What the task requires:
In the listing below, locate the lines bearing the word "Anunt". Copy every one of them.

Records supplied:
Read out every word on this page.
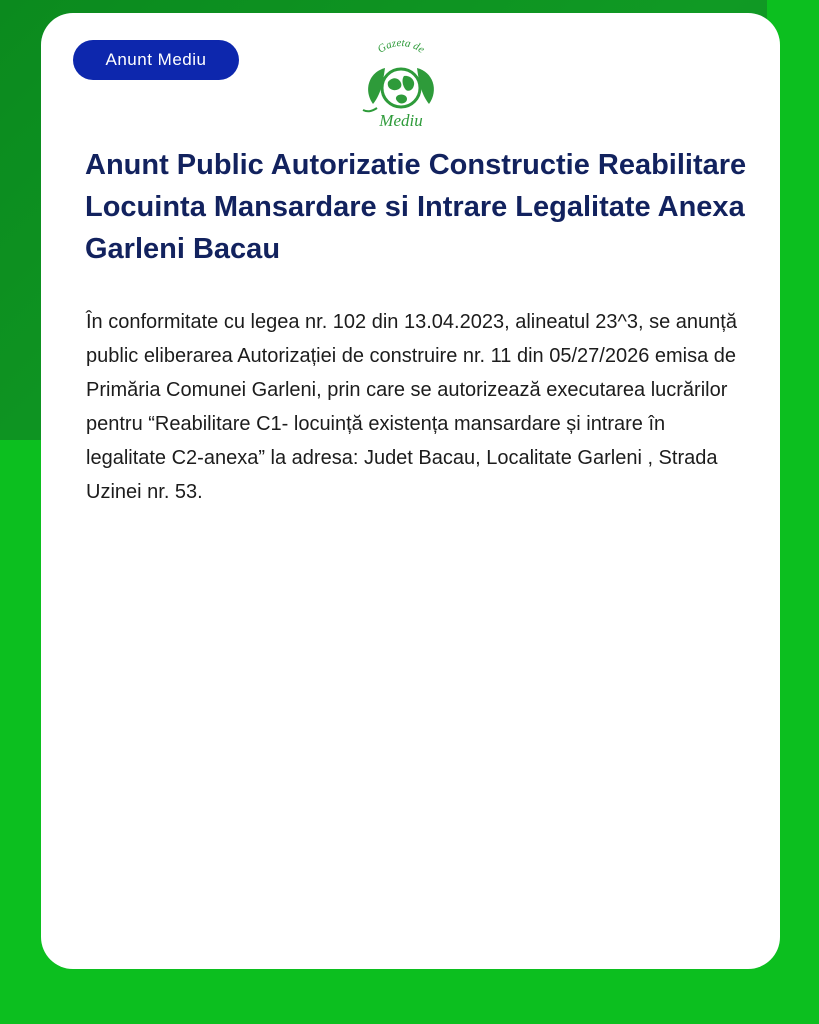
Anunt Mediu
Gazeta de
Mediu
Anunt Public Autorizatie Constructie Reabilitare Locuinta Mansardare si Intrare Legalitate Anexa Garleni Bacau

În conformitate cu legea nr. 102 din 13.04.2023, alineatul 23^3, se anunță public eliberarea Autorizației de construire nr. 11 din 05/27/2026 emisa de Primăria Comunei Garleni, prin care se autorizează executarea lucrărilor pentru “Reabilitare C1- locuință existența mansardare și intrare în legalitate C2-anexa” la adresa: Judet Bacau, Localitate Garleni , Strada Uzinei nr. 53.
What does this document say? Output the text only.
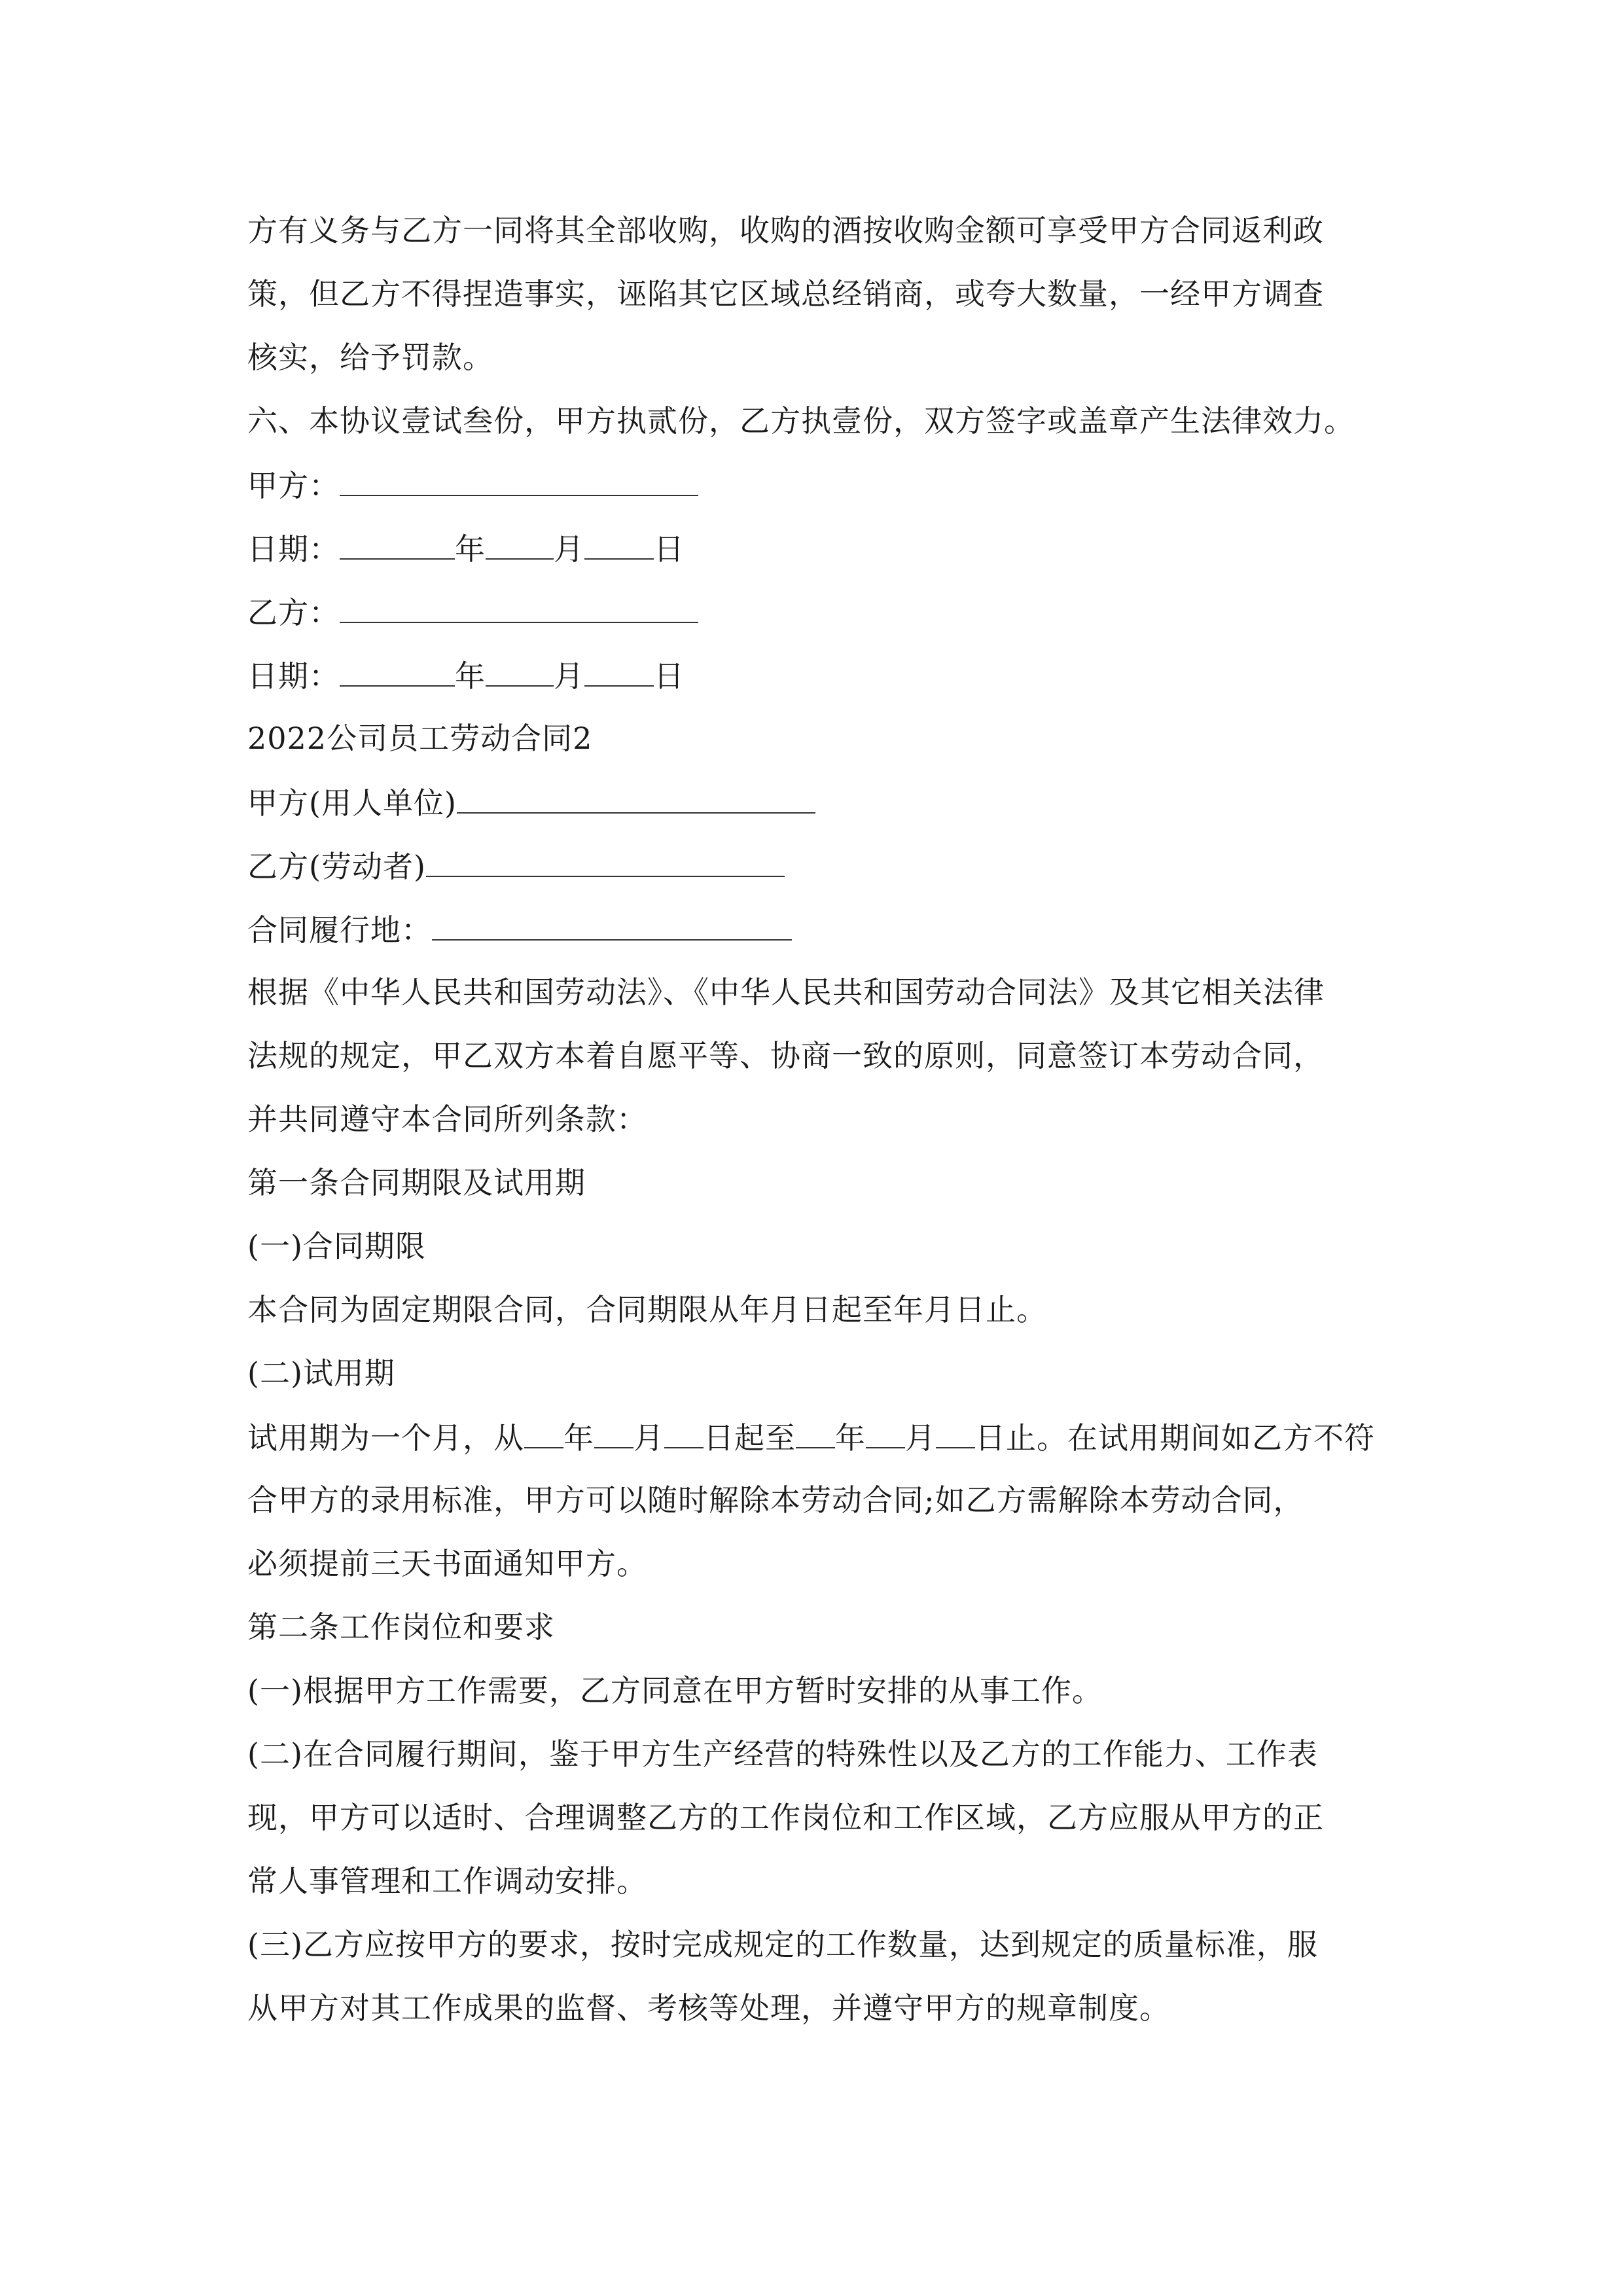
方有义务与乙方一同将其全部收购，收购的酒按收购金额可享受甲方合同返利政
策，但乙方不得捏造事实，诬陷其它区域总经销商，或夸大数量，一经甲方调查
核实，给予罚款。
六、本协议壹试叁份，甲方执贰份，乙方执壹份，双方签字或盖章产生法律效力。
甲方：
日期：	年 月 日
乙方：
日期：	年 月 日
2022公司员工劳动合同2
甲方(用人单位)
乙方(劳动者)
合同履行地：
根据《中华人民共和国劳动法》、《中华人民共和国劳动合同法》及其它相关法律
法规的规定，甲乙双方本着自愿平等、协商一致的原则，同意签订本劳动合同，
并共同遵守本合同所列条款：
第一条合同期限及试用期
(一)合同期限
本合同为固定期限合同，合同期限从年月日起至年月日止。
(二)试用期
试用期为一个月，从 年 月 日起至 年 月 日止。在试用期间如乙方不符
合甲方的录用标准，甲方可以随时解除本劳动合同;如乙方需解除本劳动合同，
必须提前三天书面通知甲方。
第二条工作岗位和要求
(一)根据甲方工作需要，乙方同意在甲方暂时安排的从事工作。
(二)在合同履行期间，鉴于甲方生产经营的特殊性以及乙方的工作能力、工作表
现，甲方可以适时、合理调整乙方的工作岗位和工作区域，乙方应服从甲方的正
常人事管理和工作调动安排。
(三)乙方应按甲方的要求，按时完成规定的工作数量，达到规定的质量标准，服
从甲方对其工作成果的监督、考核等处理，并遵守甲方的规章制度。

Answer in full:
Anunt Mediu
Anunt Public Autorizatie Constructie Reabilitare Locuinta Mansardare si Intrare Legalitate Anexa Garleni Bacau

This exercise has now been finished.